Document passage.
○ ○ ○
# [SOLVED] Can someone give me a start integrating this please?

• August 18th 2009, 05:21 AM
Bucephalus
[SOLVED] Can someone give me a start integrating this please?
$
\int
\frac{1}{10 - kv^2}
\, dv
$

• August 18th 2009, 05:35 AM
songoku
Hi Bucephalus

If k is a constant, you can try :

1. Let : $v=\frac{\sqrt{10}}{\sqrt{k}} \sin \theta$

or

2. Partial fraction by first factoring the denominator
• August 18th 2009, 06:45 AM
Bucephalus
Quote:

Originally Posted by songoku
Hi Bucephalus

If k is a constant, you can try :

1. Let : $v=\frac{\sqrt{10}}{\sqrt{k}} \sin \theta$

or

2. Partial fraction by first factoring the denominator

Hi Songoku

Two things:
1) I want to understand how you got that expression in your first helper.
2) I have done partial fraction decomposition before, but I don't understand what you're saying "factoring the denominator"
$
\frac{1}{10} - \frac{1}{(kv)v}
$

I'm sorry, I'm really having trouble understanding.
bucephalus
• August 18th 2009, 07:02 AM
mr fantastic
Quote:

Originally Posted by Bucephalus
[snip]
2) I have done partial fraction decomposition before, but I don't understand what you're saying "factoring the denominator"
$
\frac{1}{10} - \frac{1}{(kv)v}
$

I'm sorry, I'm really having trouble understanding.
bucephalus

Factorise $10 - kv^2$.

And if you're studying at the level of integral calculus I would sincerely hope that you know that $\frac{1}{10 - kv^2}$ is certainly NOT equal to $\frac{1}{10} - \frac{1}{(kv)v}$ !!!
• August 18th 2009, 09:20 AM
songoku
Hi Bucephalus
Quote:

I want to understand how you got that expression in your first helper
It's because I want to use trigonometry identity : $1- \sin^2 \theta = \cos^2 \theta$

Using $v=\frac{\sqrt{10}}{\sqrt{k}} \sin \theta$ will change the denominator to :

$10-kv^2=10-10 \sin^2 \theta=10(1-\sin^2 \theta)=10 \cos^2 \theta$

In fact, you also can use : $\frac{\sqrt{10}}{\sqrt{k}} \cos \theta$ because it will be relevant to identity : $1- \cos^2 \theta = \sin^2 \theta$

If the question turns out to be $10+kv^2$ , you can use substitution : $v=\frac{\sqrt{10}}{\sqrt{k}} \tan \theta$ because it is relevant to identity : $1+\; tan^2 \theta = \sec^2 \theta$

For the second one, follow Mr. F suggestion :
Quote:

Factorise $10 - kv^2$
• August 19th 2009, 01:33 AM
Bucephalus
Factorising
so factorise this.
$10 - kv^2$

The only way I can think of to factorise this is:
$10(1-\frac{k}{10}v^2)$

Is this what you mean?
• August 19th 2009, 03:09 AM
pickslides
$10-kv^2 = \sqrt{10}^2-\sqrt{k}^2v^2$

now using the difference of two squares $a^2-b^2 = (a-b)(a+b)$

You get

$10-kv^2 = \sqrt{10}^2-\sqrt{k}^2v^2 = \sqrt{10}^2-(\sqrt{k}v)^2 = (\sqrt{10}-\sqrt{k}v)(\sqrt{10}+\sqrt{k}v)$

So now $\frac{1}{10-kv^2} = \frac{A}{\sqrt{10}-\sqrt{k}v}+\frac{B}{\sqrt{10}+\sqrt{k}v}$

Find A and B and the integral will be alot easier in this form.
• August 19th 2009, 03:18 AM
Bucephalus
Thanks Pickslides
That's an awesome response.
○ ○ ○
Challenge. Reproduce the forum thread between "now using the" and "an awesome response.", inclusive, changing "awesome" to "excellent". The entries were drawn from a different source than the forum thread.

[Collected data]
○ ○ ○
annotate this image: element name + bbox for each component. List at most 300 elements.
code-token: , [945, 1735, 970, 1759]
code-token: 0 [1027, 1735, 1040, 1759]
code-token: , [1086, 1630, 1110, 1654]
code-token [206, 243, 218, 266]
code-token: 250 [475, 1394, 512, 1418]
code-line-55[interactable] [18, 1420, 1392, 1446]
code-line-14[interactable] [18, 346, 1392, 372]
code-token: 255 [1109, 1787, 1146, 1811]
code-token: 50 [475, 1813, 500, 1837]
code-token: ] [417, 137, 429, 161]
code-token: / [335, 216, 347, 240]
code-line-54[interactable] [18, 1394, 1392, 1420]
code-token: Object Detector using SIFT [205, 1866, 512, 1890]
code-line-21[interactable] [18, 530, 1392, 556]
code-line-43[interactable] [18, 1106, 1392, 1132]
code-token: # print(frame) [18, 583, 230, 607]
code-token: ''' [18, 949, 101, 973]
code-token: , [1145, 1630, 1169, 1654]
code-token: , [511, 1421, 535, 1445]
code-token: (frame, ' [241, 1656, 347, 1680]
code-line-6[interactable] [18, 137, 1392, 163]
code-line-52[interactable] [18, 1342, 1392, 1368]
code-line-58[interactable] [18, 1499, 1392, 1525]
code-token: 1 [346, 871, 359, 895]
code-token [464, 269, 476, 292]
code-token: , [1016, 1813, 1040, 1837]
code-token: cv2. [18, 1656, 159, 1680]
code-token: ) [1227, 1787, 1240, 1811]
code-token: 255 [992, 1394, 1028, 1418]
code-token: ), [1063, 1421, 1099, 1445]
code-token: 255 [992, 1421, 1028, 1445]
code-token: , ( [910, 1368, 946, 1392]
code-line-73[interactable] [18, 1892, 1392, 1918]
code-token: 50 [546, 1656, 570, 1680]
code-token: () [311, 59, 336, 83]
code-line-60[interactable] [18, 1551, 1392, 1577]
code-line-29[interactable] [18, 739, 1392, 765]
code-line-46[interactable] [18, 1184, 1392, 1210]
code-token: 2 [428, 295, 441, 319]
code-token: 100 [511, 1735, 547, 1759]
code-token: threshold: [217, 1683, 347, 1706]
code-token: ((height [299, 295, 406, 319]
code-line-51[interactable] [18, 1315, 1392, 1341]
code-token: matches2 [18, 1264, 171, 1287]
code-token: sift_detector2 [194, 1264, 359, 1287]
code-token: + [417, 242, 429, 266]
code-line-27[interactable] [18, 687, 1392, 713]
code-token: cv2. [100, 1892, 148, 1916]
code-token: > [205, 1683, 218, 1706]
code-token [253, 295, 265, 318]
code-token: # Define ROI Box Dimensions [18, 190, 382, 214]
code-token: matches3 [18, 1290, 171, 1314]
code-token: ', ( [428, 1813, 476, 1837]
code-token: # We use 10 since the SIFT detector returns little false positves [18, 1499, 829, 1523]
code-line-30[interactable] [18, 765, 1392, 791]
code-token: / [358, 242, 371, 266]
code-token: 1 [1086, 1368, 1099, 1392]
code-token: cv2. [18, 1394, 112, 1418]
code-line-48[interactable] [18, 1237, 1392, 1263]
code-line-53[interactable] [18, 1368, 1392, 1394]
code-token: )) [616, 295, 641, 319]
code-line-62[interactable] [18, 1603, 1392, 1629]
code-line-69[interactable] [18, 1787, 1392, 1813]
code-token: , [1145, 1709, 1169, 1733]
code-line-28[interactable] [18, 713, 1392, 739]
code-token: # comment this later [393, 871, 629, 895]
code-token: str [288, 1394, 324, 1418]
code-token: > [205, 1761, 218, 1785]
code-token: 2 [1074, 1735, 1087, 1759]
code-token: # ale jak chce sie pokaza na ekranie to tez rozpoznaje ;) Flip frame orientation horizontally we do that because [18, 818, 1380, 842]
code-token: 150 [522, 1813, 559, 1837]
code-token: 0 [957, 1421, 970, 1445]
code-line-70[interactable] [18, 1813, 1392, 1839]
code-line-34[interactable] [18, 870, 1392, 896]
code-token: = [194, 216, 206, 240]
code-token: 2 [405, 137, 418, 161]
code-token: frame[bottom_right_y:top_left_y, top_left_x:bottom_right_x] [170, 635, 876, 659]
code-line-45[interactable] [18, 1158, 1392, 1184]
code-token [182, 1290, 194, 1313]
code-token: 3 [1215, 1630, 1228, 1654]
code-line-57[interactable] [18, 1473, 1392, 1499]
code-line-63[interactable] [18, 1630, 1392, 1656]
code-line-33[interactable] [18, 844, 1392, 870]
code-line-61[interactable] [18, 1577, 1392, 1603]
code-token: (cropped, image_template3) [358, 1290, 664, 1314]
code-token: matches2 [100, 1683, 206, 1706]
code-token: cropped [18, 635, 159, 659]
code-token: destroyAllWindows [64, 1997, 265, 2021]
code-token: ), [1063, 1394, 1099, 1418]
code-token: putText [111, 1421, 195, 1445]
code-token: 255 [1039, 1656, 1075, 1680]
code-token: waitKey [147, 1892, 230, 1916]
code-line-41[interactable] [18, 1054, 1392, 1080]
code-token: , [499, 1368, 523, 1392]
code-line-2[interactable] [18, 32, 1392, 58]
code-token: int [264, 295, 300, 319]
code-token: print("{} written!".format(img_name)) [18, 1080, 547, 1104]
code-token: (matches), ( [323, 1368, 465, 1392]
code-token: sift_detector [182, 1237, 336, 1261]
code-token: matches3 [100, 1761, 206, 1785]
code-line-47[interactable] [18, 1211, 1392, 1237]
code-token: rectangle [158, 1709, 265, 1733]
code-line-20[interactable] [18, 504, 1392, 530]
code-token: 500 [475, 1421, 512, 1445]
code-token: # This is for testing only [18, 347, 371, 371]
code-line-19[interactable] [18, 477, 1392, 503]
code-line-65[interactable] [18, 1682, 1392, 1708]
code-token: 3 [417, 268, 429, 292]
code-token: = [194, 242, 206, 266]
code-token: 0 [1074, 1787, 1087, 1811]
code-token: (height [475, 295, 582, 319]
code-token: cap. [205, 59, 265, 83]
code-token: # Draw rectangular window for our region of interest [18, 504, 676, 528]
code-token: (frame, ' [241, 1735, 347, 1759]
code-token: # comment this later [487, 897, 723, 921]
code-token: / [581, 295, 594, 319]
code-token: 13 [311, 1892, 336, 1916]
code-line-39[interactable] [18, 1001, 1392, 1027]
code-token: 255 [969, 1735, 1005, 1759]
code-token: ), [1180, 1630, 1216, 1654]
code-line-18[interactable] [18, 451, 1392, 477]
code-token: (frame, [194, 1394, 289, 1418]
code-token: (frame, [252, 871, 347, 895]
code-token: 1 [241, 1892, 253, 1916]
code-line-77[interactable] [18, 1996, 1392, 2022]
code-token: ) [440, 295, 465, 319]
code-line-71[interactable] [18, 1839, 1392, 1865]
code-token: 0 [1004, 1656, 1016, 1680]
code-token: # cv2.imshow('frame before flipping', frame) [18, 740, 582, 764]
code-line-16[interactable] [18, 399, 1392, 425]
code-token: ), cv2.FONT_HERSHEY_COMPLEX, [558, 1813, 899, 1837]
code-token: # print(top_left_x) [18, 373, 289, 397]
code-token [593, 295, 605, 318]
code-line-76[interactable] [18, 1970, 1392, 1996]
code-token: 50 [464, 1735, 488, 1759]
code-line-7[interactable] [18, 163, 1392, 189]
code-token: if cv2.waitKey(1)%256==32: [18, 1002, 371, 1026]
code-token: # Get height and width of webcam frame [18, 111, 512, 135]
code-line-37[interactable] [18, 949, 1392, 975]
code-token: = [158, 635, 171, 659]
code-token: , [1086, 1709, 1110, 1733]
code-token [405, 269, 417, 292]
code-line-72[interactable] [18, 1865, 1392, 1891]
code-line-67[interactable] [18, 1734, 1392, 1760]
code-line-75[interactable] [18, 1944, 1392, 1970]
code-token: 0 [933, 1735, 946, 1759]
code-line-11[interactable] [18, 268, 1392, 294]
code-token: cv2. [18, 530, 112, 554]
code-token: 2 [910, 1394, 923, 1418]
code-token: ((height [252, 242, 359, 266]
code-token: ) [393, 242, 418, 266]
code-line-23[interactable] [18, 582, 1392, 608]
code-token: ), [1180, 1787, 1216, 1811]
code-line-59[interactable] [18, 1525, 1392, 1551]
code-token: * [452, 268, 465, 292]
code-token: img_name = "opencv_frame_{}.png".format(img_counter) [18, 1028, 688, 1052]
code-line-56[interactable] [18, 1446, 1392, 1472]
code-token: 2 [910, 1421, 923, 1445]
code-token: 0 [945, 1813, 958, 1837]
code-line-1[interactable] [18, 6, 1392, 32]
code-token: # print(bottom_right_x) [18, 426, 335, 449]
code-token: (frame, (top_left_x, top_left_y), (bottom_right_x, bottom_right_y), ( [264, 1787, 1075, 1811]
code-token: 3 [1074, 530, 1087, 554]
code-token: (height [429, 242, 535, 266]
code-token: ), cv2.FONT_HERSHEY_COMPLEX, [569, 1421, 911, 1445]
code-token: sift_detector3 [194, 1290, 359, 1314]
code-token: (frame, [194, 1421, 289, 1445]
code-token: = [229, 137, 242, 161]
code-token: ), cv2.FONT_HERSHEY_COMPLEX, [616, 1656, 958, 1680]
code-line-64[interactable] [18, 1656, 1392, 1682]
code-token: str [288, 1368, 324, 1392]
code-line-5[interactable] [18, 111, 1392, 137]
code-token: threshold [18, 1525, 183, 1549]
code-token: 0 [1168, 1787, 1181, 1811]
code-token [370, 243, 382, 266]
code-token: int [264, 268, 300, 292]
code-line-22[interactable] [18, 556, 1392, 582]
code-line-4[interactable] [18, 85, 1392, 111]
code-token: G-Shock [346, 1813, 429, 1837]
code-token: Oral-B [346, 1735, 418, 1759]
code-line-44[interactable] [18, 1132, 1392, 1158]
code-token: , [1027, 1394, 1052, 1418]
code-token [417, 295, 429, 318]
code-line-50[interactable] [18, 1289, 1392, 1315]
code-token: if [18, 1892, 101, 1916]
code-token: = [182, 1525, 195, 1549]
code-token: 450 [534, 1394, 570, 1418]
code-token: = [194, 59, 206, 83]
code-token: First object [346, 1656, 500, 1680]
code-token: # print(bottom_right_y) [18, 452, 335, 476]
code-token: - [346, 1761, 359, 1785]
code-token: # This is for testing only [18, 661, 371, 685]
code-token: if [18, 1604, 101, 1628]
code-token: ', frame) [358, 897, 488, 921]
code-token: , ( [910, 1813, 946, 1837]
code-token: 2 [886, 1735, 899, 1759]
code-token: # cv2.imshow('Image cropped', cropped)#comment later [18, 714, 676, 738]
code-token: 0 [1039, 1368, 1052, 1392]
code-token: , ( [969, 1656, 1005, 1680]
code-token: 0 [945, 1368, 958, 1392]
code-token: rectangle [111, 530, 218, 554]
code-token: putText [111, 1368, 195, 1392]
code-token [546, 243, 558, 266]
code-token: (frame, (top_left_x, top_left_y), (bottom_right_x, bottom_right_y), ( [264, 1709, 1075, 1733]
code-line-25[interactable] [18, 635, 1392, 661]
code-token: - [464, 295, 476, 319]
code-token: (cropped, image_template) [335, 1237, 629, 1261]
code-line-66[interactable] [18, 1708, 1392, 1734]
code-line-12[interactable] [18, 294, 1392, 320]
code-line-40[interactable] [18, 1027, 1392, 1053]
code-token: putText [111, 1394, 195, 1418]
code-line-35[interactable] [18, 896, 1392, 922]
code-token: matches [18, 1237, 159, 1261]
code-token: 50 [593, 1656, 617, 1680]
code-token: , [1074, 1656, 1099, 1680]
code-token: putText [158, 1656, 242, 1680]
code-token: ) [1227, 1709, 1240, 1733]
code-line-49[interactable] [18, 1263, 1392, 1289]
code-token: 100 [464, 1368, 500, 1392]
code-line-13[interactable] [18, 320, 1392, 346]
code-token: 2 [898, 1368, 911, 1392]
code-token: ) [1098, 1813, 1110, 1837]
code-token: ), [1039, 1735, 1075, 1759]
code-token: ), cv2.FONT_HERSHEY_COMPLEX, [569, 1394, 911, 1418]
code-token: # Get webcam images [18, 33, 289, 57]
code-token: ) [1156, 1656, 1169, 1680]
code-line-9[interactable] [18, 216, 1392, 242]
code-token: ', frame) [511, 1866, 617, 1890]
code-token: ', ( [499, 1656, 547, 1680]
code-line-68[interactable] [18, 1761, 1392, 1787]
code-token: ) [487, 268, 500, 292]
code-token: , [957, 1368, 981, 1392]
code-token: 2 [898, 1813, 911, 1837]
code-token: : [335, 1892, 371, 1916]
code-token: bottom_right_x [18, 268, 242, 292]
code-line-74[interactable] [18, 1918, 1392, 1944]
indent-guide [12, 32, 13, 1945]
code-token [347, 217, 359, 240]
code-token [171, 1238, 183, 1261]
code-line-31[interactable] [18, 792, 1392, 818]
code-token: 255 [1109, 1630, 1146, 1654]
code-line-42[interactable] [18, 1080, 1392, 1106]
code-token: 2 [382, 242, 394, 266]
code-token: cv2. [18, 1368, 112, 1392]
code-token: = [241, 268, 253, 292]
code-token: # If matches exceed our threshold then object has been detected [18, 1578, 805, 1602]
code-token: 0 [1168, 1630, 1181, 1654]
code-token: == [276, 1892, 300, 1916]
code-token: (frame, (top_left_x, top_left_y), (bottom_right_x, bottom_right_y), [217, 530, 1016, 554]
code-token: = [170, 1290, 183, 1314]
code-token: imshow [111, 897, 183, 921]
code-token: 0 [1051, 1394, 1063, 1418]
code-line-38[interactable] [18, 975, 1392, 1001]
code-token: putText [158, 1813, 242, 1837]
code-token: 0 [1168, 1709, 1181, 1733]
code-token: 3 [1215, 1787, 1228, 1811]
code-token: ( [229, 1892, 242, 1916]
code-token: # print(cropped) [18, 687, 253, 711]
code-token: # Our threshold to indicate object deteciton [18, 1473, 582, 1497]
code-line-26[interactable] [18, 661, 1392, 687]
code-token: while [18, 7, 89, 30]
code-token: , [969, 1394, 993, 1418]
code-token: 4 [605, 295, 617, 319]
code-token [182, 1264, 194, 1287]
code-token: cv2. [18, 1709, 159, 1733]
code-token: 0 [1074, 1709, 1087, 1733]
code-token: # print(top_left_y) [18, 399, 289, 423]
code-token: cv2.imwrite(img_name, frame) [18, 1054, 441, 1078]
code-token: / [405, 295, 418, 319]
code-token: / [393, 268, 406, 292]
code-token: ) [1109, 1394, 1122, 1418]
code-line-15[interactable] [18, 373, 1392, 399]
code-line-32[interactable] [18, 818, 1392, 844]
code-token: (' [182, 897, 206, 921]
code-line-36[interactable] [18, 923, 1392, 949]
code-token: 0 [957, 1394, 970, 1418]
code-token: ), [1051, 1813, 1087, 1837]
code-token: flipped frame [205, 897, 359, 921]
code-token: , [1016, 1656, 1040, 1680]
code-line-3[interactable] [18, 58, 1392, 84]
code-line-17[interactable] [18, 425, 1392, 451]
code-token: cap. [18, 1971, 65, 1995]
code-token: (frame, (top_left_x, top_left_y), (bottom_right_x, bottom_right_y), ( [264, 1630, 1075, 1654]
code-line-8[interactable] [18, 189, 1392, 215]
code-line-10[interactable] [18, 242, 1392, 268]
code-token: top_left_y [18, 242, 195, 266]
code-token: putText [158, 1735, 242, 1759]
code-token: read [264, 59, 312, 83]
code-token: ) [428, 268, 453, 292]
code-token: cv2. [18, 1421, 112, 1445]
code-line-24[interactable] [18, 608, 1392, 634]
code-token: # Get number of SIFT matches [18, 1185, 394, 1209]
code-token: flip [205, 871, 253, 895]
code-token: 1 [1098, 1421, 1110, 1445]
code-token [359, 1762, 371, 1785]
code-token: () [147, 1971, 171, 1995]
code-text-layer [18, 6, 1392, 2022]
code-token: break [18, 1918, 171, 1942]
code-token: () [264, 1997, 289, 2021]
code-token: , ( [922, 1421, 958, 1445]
○ ○ ○
Exercise response.
now using the difference of two squares $a^2-b^2 = (a-b)(a+b)$

You get

$10-kv^2 = \sqrt{10}^2-\sqrt{k}^2v^2 = \sqrt{10}^2-(\sqrt{k}v)^2 = (\sqrt{10}-\sqrt{k}v)(\sqrt{10}+\sqrt{k}v)$

So now $\frac{1}{10-kv^2} = \frac{A}{\sqrt{10}-\sqrt{k}v}+\frac{B}{\sqrt{10}+\sqrt{k}v}$

Find A and B and the integral will be alot easier in this form.
• August 19th 2009, 03:18 AM
Bucephalus
Thanks Pickslides
That's an excellent response.